Extracted records
-- Opening Marker --

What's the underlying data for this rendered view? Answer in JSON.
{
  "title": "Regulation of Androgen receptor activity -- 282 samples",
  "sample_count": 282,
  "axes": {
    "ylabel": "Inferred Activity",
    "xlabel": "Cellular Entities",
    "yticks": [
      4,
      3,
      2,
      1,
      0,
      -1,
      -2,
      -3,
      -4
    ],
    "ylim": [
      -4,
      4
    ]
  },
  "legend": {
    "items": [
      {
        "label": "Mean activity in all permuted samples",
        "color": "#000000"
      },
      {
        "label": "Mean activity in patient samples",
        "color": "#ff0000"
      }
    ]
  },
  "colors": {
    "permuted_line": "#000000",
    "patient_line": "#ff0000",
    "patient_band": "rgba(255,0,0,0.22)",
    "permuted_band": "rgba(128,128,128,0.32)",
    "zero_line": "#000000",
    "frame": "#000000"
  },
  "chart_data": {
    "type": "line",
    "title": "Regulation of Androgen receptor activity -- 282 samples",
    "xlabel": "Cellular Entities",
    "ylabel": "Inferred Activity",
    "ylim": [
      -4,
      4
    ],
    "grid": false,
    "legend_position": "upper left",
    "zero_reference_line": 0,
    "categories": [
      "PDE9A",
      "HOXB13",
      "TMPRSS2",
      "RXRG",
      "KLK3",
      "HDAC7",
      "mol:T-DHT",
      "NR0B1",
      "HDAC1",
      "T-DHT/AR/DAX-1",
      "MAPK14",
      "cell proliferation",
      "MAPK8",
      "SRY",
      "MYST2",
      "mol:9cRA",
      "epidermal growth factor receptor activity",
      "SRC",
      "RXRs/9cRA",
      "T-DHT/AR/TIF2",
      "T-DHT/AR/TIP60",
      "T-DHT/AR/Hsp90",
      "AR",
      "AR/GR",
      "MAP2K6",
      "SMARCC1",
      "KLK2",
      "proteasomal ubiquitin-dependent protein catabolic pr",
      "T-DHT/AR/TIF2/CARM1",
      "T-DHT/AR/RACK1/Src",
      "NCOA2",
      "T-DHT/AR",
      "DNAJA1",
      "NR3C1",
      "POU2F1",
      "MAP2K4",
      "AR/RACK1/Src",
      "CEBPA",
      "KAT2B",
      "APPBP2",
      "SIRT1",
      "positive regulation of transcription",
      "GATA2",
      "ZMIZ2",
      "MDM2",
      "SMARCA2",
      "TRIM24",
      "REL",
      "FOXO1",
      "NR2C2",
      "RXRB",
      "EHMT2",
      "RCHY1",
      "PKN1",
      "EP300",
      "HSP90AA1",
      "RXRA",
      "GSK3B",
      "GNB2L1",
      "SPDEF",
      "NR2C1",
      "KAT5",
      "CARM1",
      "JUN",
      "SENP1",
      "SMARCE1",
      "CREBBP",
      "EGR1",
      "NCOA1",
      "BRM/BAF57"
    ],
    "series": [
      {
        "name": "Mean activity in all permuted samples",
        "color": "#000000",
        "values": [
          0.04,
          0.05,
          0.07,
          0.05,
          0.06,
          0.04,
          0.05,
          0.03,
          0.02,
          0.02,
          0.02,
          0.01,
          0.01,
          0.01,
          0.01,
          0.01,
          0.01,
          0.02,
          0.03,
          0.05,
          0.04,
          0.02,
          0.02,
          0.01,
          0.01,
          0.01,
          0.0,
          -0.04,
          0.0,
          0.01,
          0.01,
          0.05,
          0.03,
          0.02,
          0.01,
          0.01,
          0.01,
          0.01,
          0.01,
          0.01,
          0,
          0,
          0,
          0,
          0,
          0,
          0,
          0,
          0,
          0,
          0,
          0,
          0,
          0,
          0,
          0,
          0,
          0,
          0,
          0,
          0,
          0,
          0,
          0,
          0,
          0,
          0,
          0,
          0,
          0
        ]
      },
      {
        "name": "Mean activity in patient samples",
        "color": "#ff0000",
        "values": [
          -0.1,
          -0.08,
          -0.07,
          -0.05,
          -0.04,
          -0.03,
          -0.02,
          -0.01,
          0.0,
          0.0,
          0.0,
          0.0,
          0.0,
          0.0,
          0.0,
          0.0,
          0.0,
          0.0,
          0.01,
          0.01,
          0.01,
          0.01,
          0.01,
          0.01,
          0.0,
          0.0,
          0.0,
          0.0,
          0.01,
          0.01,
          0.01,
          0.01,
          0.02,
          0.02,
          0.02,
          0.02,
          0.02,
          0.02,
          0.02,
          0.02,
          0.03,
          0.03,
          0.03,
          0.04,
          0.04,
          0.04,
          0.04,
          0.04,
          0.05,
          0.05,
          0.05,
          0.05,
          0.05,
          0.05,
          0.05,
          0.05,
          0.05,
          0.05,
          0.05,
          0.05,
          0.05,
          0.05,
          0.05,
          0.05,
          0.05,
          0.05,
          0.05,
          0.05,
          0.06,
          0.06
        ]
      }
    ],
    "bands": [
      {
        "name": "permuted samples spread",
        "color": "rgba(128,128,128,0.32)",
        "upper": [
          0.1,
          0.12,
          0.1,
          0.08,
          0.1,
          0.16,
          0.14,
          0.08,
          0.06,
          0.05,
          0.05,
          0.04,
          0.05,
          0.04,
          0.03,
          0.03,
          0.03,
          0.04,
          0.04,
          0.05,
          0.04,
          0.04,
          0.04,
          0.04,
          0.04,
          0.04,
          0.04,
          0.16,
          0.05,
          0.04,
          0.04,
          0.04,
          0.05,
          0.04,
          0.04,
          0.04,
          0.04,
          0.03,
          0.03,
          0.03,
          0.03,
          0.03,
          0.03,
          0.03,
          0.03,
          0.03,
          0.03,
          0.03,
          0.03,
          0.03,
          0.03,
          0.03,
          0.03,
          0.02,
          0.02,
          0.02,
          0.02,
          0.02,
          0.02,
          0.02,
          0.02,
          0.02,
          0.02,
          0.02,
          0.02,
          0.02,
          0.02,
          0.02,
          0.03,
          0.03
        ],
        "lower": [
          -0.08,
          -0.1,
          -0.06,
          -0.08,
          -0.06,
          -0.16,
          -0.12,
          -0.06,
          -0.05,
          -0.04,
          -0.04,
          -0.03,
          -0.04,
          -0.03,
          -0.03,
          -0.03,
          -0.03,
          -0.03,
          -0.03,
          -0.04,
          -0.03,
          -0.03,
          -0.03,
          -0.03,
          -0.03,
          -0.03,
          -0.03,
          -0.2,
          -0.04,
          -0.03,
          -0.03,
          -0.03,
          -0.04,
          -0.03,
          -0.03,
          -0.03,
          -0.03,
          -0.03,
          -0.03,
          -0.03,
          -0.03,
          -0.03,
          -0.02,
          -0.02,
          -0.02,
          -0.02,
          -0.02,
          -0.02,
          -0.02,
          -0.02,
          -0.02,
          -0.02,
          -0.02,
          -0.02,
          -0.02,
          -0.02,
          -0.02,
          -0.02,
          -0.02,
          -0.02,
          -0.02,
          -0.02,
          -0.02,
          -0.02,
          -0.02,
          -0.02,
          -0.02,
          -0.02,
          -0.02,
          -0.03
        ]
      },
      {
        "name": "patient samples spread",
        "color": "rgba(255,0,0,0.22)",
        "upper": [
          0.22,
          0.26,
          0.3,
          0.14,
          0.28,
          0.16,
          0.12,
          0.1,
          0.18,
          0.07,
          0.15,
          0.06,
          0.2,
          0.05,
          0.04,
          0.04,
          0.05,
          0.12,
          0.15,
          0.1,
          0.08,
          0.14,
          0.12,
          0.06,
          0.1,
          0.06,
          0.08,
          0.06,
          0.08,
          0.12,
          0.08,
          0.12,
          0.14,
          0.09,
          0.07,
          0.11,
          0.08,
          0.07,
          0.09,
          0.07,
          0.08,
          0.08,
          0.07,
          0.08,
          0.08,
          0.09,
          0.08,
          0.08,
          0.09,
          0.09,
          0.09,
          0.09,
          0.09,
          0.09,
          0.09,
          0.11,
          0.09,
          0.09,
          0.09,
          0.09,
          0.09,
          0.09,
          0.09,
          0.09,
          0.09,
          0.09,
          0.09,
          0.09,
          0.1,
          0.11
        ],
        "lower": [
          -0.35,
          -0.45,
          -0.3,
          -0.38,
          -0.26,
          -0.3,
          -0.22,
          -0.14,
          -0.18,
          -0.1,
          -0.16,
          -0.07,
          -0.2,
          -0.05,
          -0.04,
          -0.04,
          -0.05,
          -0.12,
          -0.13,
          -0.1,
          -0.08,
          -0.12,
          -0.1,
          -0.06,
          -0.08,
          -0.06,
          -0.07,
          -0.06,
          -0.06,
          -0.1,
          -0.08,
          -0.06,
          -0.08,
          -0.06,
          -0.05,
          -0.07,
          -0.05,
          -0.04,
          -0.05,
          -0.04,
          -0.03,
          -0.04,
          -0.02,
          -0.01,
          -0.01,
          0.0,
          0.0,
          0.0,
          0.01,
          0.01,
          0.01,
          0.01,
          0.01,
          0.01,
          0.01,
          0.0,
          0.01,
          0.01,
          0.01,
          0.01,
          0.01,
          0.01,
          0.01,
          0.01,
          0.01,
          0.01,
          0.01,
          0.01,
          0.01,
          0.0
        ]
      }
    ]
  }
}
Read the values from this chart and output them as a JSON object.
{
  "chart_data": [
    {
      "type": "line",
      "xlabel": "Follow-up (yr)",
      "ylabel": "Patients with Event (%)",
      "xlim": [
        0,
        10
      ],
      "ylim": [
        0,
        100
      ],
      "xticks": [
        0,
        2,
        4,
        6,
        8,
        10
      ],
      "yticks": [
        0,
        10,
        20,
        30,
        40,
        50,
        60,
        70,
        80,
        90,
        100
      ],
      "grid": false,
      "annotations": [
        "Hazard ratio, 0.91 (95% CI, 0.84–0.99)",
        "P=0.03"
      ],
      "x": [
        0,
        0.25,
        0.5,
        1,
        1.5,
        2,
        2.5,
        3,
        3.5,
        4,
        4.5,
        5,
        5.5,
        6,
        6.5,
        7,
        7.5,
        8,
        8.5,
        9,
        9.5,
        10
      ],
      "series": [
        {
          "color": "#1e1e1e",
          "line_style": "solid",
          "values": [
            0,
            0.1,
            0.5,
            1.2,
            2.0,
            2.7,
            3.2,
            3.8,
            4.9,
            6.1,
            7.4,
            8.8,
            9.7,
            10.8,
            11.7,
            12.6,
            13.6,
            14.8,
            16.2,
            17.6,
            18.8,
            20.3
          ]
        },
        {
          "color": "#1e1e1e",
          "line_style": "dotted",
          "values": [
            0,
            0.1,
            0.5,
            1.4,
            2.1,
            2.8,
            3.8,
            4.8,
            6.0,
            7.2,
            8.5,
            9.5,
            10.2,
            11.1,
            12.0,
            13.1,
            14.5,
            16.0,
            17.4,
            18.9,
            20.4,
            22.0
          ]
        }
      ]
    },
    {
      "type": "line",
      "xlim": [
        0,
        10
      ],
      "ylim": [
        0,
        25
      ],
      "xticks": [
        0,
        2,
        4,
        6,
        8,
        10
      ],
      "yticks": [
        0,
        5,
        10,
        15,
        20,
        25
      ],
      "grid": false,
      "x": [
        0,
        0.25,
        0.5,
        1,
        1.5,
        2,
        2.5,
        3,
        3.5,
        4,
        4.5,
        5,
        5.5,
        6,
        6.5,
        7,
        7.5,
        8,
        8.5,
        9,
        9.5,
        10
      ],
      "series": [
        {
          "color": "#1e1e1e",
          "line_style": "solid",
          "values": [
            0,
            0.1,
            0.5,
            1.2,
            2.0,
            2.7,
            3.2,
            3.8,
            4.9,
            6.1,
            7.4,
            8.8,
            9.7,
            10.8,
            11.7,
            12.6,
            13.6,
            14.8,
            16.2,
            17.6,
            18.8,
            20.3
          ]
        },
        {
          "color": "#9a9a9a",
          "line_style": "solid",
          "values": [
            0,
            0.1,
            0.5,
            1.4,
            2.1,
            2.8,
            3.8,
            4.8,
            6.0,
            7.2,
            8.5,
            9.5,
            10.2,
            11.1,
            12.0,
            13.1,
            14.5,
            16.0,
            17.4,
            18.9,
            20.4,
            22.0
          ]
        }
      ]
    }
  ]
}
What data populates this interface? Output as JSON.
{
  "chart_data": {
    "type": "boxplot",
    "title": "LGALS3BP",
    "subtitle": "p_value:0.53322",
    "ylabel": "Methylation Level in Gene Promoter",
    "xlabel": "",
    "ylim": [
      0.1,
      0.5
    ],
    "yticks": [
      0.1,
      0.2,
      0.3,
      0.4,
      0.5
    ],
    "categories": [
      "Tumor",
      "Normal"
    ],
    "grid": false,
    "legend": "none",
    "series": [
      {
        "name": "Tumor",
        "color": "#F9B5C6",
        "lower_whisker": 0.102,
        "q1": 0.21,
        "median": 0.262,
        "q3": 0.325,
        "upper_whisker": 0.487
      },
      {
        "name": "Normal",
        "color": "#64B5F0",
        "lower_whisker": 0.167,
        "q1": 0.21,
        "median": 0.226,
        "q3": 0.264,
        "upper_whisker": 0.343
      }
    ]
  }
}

-- Closing Marker --

## Instructions to follow
List, from the entries above, every line in which the word "type" shows up.

## Task result
    "type": "line",
      "type": "line",
      "type": "line",
    "type": "boxplot",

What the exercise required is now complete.